### Exercise instructions
Some lines of these records may hold the word "الإخراج"; state how many, using only the number.

== == ==

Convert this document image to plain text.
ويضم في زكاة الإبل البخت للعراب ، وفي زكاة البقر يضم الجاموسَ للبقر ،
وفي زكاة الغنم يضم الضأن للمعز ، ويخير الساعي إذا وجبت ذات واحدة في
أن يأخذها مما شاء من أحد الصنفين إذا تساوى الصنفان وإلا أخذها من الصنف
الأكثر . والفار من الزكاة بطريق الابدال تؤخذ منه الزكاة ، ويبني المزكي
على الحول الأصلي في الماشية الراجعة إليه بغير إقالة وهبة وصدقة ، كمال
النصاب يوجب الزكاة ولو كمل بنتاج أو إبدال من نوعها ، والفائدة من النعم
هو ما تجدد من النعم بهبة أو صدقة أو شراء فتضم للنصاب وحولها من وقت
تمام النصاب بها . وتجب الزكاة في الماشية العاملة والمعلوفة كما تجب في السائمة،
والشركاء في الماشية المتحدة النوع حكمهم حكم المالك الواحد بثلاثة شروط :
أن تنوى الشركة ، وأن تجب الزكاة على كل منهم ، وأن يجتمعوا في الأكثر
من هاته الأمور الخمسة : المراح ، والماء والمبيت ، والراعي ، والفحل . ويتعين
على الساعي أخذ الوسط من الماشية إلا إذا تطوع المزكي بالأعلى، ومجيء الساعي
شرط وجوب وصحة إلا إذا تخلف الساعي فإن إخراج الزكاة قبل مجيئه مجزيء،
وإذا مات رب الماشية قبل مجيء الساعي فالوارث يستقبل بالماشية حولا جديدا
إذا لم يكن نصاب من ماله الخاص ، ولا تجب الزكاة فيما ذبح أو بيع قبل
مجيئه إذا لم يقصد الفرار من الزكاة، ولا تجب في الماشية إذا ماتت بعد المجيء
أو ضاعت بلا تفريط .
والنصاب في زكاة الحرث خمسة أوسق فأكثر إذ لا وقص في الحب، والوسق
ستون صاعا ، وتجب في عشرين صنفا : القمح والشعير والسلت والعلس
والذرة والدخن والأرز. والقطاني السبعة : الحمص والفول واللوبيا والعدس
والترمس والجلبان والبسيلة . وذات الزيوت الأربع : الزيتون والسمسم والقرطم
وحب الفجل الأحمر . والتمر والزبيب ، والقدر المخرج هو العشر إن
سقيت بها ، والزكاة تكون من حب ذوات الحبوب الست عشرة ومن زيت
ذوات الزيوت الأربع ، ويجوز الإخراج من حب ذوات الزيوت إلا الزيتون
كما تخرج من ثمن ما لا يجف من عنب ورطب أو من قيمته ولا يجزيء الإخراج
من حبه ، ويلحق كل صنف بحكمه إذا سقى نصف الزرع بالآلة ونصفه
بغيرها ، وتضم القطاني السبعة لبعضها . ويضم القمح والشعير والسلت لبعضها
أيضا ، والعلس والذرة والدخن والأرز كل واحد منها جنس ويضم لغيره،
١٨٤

== == ==

### Written response
2